(Records)
——

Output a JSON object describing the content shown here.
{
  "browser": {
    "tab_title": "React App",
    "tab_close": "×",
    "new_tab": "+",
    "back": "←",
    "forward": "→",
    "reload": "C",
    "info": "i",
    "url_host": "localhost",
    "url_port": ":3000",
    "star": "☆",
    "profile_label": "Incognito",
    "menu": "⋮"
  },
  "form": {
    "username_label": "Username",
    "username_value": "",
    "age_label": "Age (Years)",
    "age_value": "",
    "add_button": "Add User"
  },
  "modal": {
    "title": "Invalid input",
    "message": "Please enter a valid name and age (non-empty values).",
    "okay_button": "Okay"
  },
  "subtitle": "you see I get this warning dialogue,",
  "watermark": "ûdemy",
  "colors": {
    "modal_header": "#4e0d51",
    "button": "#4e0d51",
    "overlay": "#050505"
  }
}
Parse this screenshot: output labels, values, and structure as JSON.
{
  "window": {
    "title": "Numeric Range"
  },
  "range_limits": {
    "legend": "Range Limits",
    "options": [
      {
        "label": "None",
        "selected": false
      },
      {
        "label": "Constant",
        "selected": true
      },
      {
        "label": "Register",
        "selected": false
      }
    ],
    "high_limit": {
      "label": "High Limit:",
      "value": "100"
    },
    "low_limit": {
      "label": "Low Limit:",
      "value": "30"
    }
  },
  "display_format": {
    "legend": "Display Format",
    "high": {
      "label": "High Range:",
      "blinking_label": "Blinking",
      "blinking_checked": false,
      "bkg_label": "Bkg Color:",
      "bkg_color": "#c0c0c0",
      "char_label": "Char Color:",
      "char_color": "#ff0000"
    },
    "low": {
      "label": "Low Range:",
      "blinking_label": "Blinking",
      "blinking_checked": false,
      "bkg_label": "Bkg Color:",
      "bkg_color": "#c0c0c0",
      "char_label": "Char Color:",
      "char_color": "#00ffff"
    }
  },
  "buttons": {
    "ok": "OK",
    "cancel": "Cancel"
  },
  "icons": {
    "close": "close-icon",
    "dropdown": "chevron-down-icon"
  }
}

——

## To be done
Repeat the line containing "Parse this screenshot: output" and all subsequent lines through the final line of the data, exactly and with no others.

## Output of the task
Parse this screenshot: output labels, values, and structure as JSON.
{
  "window": {
    "title": "Numeric Range"
  },
  "range_limits": {
    "legend": "Range Limits",
    "options": [
      {
        "label": "None",
        "selected": false
      },
      {
        "label": "Constant",
        "selected": true
      },
      {
        "label": "Register",
        "selected": false
      }
    ],
    "high_limit": {
      "label": "High Limit:",
      "value": "100"
    },
    "low_limit": {
      "label": "Low Limit:",
      "value": "30"
    }
  },
  "display_format": {
    "legend": "Display Format",
    "high": {
      "label": "High Range:",
      "blinking_label": "Blinking",
      "blinking_checked": false,
      "bkg_label": "Bkg Color:",
      "bkg_color": "#c0c0c0",
      "char_label": "Char Color:",
      "char_color": "#ff0000"
    },
    "low": {
      "label": "Low Range:",
      "blinking_label": "Blinking",
      "blinking_checked": false,
      "bkg_label": "Bkg Color:",
      "bkg_color": "#c0c0c0",
      "char_label": "Char Color:",
      "char_color": "#00ffff"
    }
  },
  "buttons": {
    "ok": "OK",
    "cancel": "Cancel"
  },
  "icons": {
    "close": "close-icon",
    "dropdown": "chevron-down-icon"
  }
}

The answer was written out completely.